— Start of Extracted records —

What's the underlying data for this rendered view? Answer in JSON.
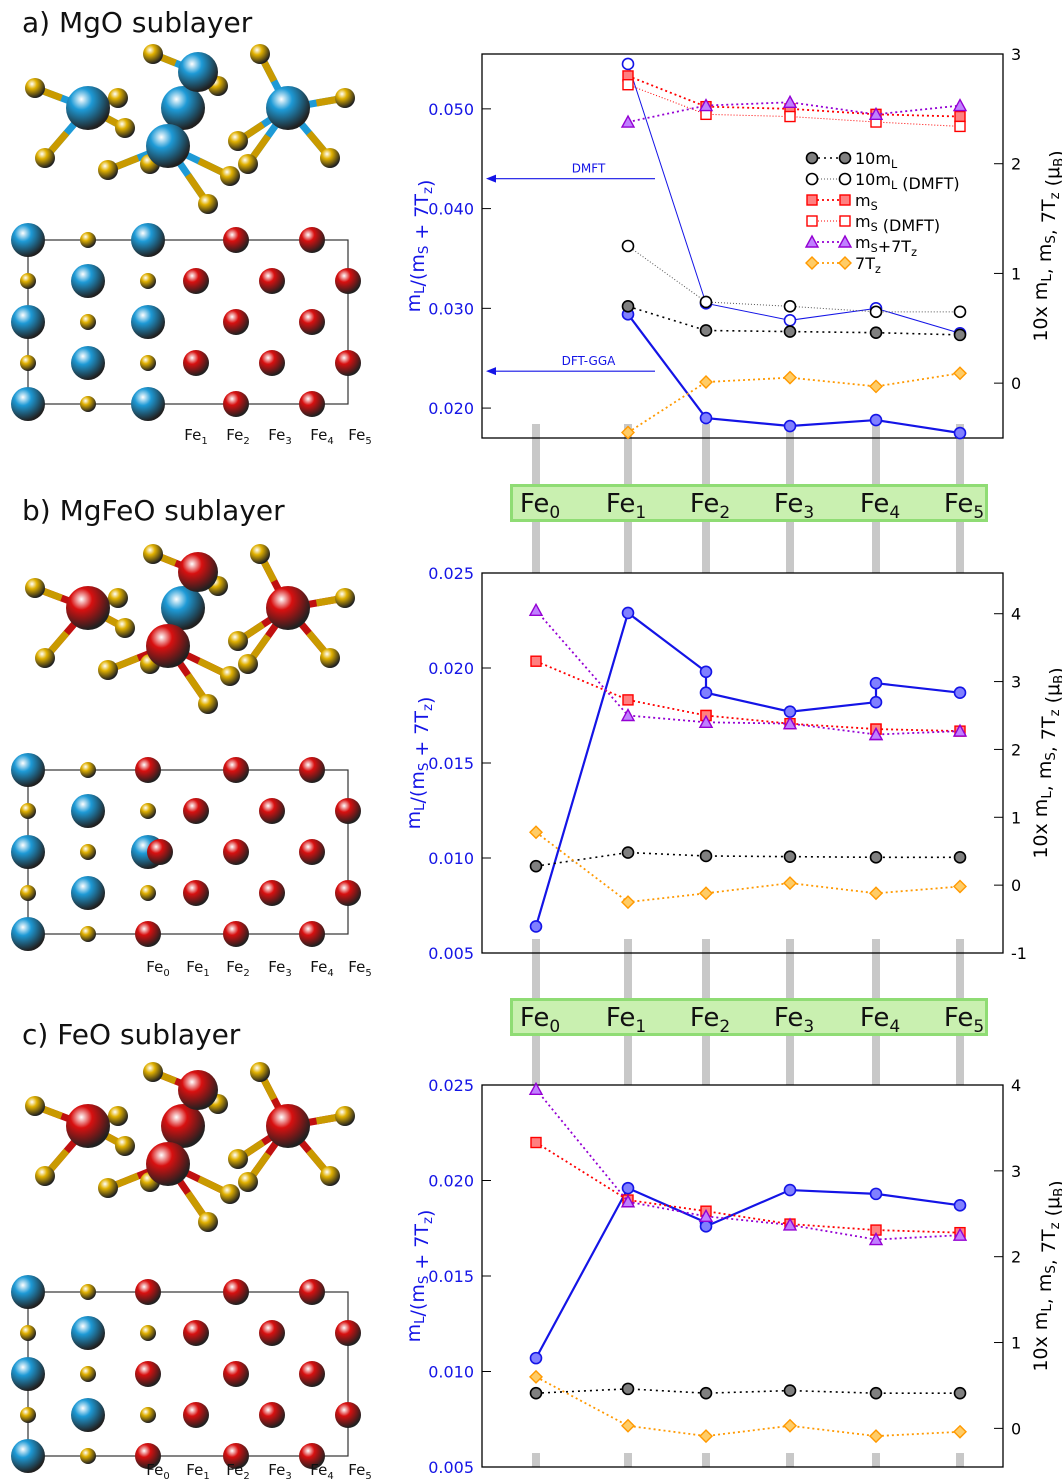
{
  "panels": [
    {
      "label": "a) MgO sublayer"
    },
    {
      "label": "b) MgFeO sublayer"
    },
    {
      "label": "c) FeO sublayer"
    }
  ],
  "structure_labels": {
    "a": [
      "Fe1",
      "Fe2",
      "Fe3",
      "Fe4",
      "Fe5"
    ],
    "b": [
      "Fe0",
      "Fe1",
      "Fe2",
      "Fe3",
      "Fe4",
      "Fe5"
    ],
    "c": [
      "Fe0",
      "Fe1",
      "Fe2",
      "Fe3",
      "Fe4",
      "Fe5"
    ]
  },
  "banners": [
    {
      "labels": [
        "Fe0",
        "Fe1",
        "Fe2",
        "Fe3",
        "Fe4",
        "Fe5"
      ]
    },
    {
      "labels": [
        "Fe0",
        "Fe1",
        "Fe2",
        "Fe3",
        "Fe4",
        "Fe5"
      ]
    }
  ],
  "colors": {
    "ratio": "#1414e6",
    "ratio_fill": "#8080ff",
    "mL": "#000000",
    "mL_fill": "#808080",
    "mS": "#ff0000",
    "mS_fill": "#ff8080",
    "mS7Tz": "#9400d3",
    "mS7Tz_fill": "#c080ff",
    "Tz": "#ff9900",
    "Tz_fill": "#ffcc66",
    "atom_O": "#e0b000",
    "atom_Mg": "#1e9ad6",
    "atom_Fe": "#d81010",
    "banner": "#c9f0b0"
  },
  "chart_data": [
    {
      "type": "line",
      "panel": "a",
      "ylabel_left": "mL/(mS + 7Tz)",
      "ylabel_right": "10x mL, mS, 7Tz (μB)",
      "ylim_left": [
        0.017,
        0.0555
      ],
      "ylim_right": [
        -0.5,
        3.0
      ],
      "yticks_left": [
        "0.020",
        "0.030",
        "0.040",
        "0.050"
      ],
      "yticks_left_values": [
        0.02,
        0.03,
        0.04,
        0.05
      ],
      "yticks_right": [
        "0",
        "1",
        "2",
        "3"
      ],
      "yticks_right_values": [
        0,
        1,
        2,
        3
      ],
      "x_positions": [
        "Fe1",
        "Fe2",
        "Fe3",
        "Fe4",
        "Fe5"
      ],
      "annotations": [
        "DMFT",
        "DFT-GGA"
      ],
      "annotation_values": [
        0.043,
        0.0237
      ],
      "legend": [
        "10mL",
        "10mL (DMFT)",
        "mS",
        "mS (DMFT)",
        "mS+7Tz",
        "7Tz"
      ],
      "series": [
        {
          "name": "ratio",
          "axis": "left",
          "kind": "solid-filled",
          "x": [
            1,
            2,
            3,
            4,
            5
          ],
          "values": [
            0.0294,
            0.019,
            0.0182,
            0.0188,
            0.0175
          ]
        },
        {
          "name": "ratio (DMFT)",
          "axis": "left",
          "kind": "solid-open",
          "x": [
            1,
            2,
            3,
            4,
            5
          ],
          "values": [
            0.0545,
            0.0305,
            0.0288,
            0.03,
            0.0275
          ]
        },
        {
          "name": "10mL",
          "axis": "right",
          "kind": "mL",
          "x": [
            1,
            2,
            3,
            4,
            5
          ],
          "values": [
            0.7,
            0.48,
            0.47,
            0.46,
            0.44
          ]
        },
        {
          "name": "10mL (DMFT)",
          "axis": "right",
          "kind": "mL-open",
          "x": [
            1,
            2,
            3,
            4,
            5
          ],
          "values": [
            1.25,
            0.74,
            0.7,
            0.65,
            0.65
          ]
        },
        {
          "name": "mS",
          "axis": "right",
          "kind": "mS",
          "x": [
            1,
            2,
            3,
            4,
            5
          ],
          "values": [
            2.8,
            2.52,
            2.5,
            2.45,
            2.43
          ]
        },
        {
          "name": "mS (DMFT)",
          "axis": "right",
          "kind": "mS-open",
          "x": [
            1,
            2,
            3,
            4,
            5
          ],
          "values": [
            2.72,
            2.45,
            2.43,
            2.38,
            2.34
          ]
        },
        {
          "name": "mS+7Tz",
          "axis": "right",
          "kind": "mS7Tz",
          "x": [
            1,
            2,
            3,
            4,
            5
          ],
          "values": [
            2.38,
            2.53,
            2.56,
            2.45,
            2.53
          ]
        },
        {
          "name": "7Tz",
          "axis": "right",
          "kind": "Tz",
          "x": [
            1,
            2,
            3,
            4,
            5
          ],
          "values": [
            -0.45,
            0.01,
            0.05,
            -0.03,
            0.09
          ]
        }
      ]
    },
    {
      "type": "line",
      "panel": "b",
      "ylabel_left": "mL/(mS + 7Tz)",
      "ylabel_right": "10x mL, mS, 7Tz (μB)",
      "ylim_left": [
        0.005,
        0.025
      ],
      "ylim_right": [
        -1,
        4.6
      ],
      "yticks_left": [
        "0.005",
        "0.010",
        "0.015",
        "0.020",
        "0.025"
      ],
      "yticks_left_values": [
        0.005,
        0.01,
        0.015,
        0.02,
        0.025
      ],
      "yticks_right": [
        "-1",
        "0",
        "1",
        "2",
        "3",
        "4"
      ],
      "yticks_right_values": [
        -1,
        0,
        1,
        2,
        3,
        4
      ],
      "x_positions": [
        "Fe0",
        "Fe1",
        "Fe2",
        "Fe3",
        "Fe4",
        "Fe5"
      ],
      "series": [
        {
          "name": "ratio",
          "axis": "left",
          "kind": "solid-filled",
          "x": [
            0,
            1,
            2,
            2,
            3,
            4,
            4,
            5
          ],
          "values": [
            0.0064,
            0.0229,
            0.0198,
            0.0187,
            0.0177,
            0.0182,
            0.0192,
            0.0187
          ]
        },
        {
          "name": "10mL",
          "axis": "right",
          "kind": "mL",
          "x": [
            0,
            1,
            2,
            3,
            4,
            5
          ],
          "values": [
            0.28,
            0.48,
            0.43,
            0.42,
            0.41,
            0.41
          ]
        },
        {
          "name": "mS",
          "axis": "right",
          "kind": "mS",
          "x": [
            0,
            1,
            2,
            2,
            3,
            4,
            4,
            5
          ],
          "values": [
            3.3,
            2.73,
            2.5,
            2.5,
            2.38,
            2.3,
            2.3,
            2.27
          ]
        },
        {
          "name": "mS+7Tz",
          "axis": "right",
          "kind": "mS7Tz",
          "x": [
            0,
            1,
            2,
            2,
            3,
            4,
            4,
            5
          ],
          "values": [
            4.05,
            2.5,
            2.4,
            2.4,
            2.38,
            2.22,
            2.22,
            2.27
          ]
        },
        {
          "name": "7Tz",
          "axis": "right",
          "kind": "Tz",
          "x": [
            0,
            1,
            2,
            3,
            4,
            5
          ],
          "values": [
            0.78,
            -0.25,
            -0.12,
            0.03,
            -0.12,
            -0.02
          ]
        }
      ]
    },
    {
      "type": "line",
      "panel": "c",
      "ylabel_left": "mL/(mS + 7Tz)",
      "ylabel_right": "10x mL, mS, 7Tz (μB)",
      "ylim_left": [
        0.005,
        0.025
      ],
      "ylim_right": [
        -0.45,
        4.0
      ],
      "yticks_left": [
        "0.005",
        "0.010",
        "0.015",
        "0.020",
        "0.025"
      ],
      "yticks_left_values": [
        0.005,
        0.01,
        0.015,
        0.02,
        0.025
      ],
      "yticks_right": [
        "0",
        "1",
        "2",
        "3",
        "4"
      ],
      "yticks_right_values": [
        0,
        1,
        2,
        3,
        4
      ],
      "x_positions": [
        "Fe0",
        "Fe1",
        "Fe2",
        "Fe3",
        "Fe4",
        "Fe5"
      ],
      "series": [
        {
          "name": "ratio",
          "axis": "left",
          "kind": "solid-filled",
          "x": [
            0,
            1,
            2,
            2,
            3,
            4,
            5
          ],
          "values": [
            0.0107,
            0.0196,
            0.0178,
            0.0176,
            0.0195,
            0.0193,
            0.0187
          ]
        },
        {
          "name": "10mL",
          "axis": "right",
          "kind": "mL",
          "x": [
            0,
            1,
            2,
            3,
            4,
            5
          ],
          "values": [
            0.41,
            0.46,
            0.41,
            0.44,
            0.41,
            0.41
          ]
        },
        {
          "name": "mS",
          "axis": "right",
          "kind": "mS",
          "x": [
            0,
            1,
            2,
            3,
            4,
            5
          ],
          "values": [
            3.33,
            2.66,
            2.53,
            2.38,
            2.31,
            2.28
          ]
        },
        {
          "name": "mS+7Tz",
          "axis": "right",
          "kind": "mS7Tz",
          "x": [
            0,
            1,
            2,
            3,
            4,
            5
          ],
          "values": [
            3.95,
            2.64,
            2.47,
            2.37,
            2.2,
            2.25
          ]
        },
        {
          "name": "7Tz",
          "axis": "right",
          "kind": "Tz",
          "x": [
            0,
            1,
            2,
            3,
            4,
            5
          ],
          "values": [
            0.6,
            0.03,
            -0.09,
            0.03,
            -0.09,
            -0.04
          ]
        }
      ]
    }
  ]
}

— End of Extracted records —

▶ Given task: Copy out each line of the records where the string "open" appears.

▶ Task output:
          "kind": "solid-open",
          "kind": "mL-open",
          "kind": "mS-open",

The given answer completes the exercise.